--- Short exercise ---
Copy the following rows verbatim, keeping every line unchanged and in its original order.

--- Record set ---
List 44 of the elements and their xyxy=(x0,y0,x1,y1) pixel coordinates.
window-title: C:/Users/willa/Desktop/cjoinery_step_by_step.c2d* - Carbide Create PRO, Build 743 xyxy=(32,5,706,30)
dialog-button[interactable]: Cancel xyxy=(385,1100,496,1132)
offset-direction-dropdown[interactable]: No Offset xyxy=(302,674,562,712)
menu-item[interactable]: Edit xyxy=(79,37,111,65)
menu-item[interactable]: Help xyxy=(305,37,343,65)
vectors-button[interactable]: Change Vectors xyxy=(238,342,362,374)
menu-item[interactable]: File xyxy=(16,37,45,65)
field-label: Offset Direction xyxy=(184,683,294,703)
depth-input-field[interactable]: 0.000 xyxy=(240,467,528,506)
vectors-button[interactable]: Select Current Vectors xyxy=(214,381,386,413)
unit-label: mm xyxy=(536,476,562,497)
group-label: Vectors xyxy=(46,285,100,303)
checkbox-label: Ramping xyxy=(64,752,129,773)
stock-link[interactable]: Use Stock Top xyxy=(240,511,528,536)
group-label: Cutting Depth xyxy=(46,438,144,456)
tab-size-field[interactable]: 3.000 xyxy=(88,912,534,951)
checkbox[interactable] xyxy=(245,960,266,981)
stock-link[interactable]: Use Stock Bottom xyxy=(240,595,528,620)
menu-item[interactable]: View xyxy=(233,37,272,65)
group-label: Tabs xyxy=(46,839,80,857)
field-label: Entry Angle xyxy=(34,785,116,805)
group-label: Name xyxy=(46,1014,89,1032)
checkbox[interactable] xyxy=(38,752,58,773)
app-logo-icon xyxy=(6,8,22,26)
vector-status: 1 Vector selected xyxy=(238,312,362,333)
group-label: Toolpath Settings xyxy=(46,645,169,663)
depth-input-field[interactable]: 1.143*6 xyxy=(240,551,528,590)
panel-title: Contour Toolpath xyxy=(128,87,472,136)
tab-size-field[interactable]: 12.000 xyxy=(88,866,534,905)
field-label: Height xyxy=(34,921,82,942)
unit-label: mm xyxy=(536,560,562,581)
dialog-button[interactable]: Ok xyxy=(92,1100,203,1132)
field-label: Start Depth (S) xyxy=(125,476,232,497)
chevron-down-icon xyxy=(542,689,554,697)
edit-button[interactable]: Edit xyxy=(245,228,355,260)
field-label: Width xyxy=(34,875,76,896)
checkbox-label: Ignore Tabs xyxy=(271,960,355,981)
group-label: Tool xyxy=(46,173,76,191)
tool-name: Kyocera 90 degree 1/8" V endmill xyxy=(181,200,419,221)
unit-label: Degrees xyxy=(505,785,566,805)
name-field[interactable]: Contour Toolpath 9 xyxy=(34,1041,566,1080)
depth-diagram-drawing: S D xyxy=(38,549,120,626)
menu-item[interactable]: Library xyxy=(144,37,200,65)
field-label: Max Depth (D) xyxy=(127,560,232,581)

--- Complete output ---
List 44 of the elements and their xyxy=(x0,y0,x1,y1) pixel coordinates.
window-title: C:/Users/willa/Desktop/cjoinery_step_by_step.c2d* - Carbide Create PRO, Build 743 xyxy=(32,5,706,30)
dialog-button[interactable]: Cancel xyxy=(385,1100,496,1132)
offset-direction-dropdown[interactable]: No Offset xyxy=(302,674,562,712)
menu-item[interactable]: Edit xyxy=(79,37,111,65)
menu-item[interactable]: Help xyxy=(305,37,343,65)
vectors-button[interactable]: Change Vectors xyxy=(238,342,362,374)
menu-item[interactable]: File xyxy=(16,37,45,65)
field-label: Offset Direction xyxy=(184,683,294,703)
depth-input-field[interactable]: 0.000 xyxy=(240,467,528,506)
vectors-button[interactable]: Select Current Vectors xyxy=(214,381,386,413)
unit-label: mm xyxy=(536,476,562,497)
group-label: Vectors xyxy=(46,285,100,303)
checkbox-label: Ramping xyxy=(64,752,129,773)
stock-link[interactable]: Use Stock Top xyxy=(240,511,528,536)
group-label: Cutting Depth xyxy=(46,438,144,456)
tab-size-field[interactable]: 3.000 xyxy=(88,912,534,951)
checkbox[interactable] xyxy=(245,960,266,981)
stock-link[interactable]: Use Stock Bottom xyxy=(240,595,528,620)
menu-item[interactable]: View xyxy=(233,37,272,65)
group-label: Tabs xyxy=(46,839,80,857)
field-label: Entry Angle xyxy=(34,785,116,805)
group-label: Name xyxy=(46,1014,89,1032)
checkbox[interactable] xyxy=(38,752,58,773)
app-logo-icon xyxy=(6,8,22,26)
vector-status: 1 Vector selected xyxy=(238,312,362,333)
group-label: Toolpath Settings xyxy=(46,645,169,663)
depth-input-field[interactable]: 1.143*6 xyxy=(240,551,528,590)
panel-title: Contour Toolpath xyxy=(128,87,472,136)
tab-size-field[interactable]: 12.000 xyxy=(88,866,534,905)
field-label: Height xyxy=(34,921,82,942)
unit-label: mm xyxy=(536,560,562,581)
dialog-button[interactable]: Ok xyxy=(92,1100,203,1132)
field-label: Start Depth (S) xyxy=(125,476,232,497)
chevron-down-icon xyxy=(542,689,554,697)
edit-button[interactable]: Edit xyxy=(245,228,355,260)
field-label: Width xyxy=(34,875,76,896)
checkbox-label: Ignore Tabs xyxy=(271,960,355,981)
group-label: Tool xyxy=(46,173,76,191)
tool-name: Kyocera 90 degree 1/8" V endmill xyxy=(181,200,419,221)
unit-label: Degrees xyxy=(505,785,566,805)
name-field[interactable]: Contour Toolpath 9 xyxy=(34,1041,566,1080)
depth-diagram-drawing: S D xyxy=(38,549,120,626)
menu-item[interactable]: Library xyxy=(144,37,200,65)
field-label: Max Depth (D) xyxy=(127,560,232,581)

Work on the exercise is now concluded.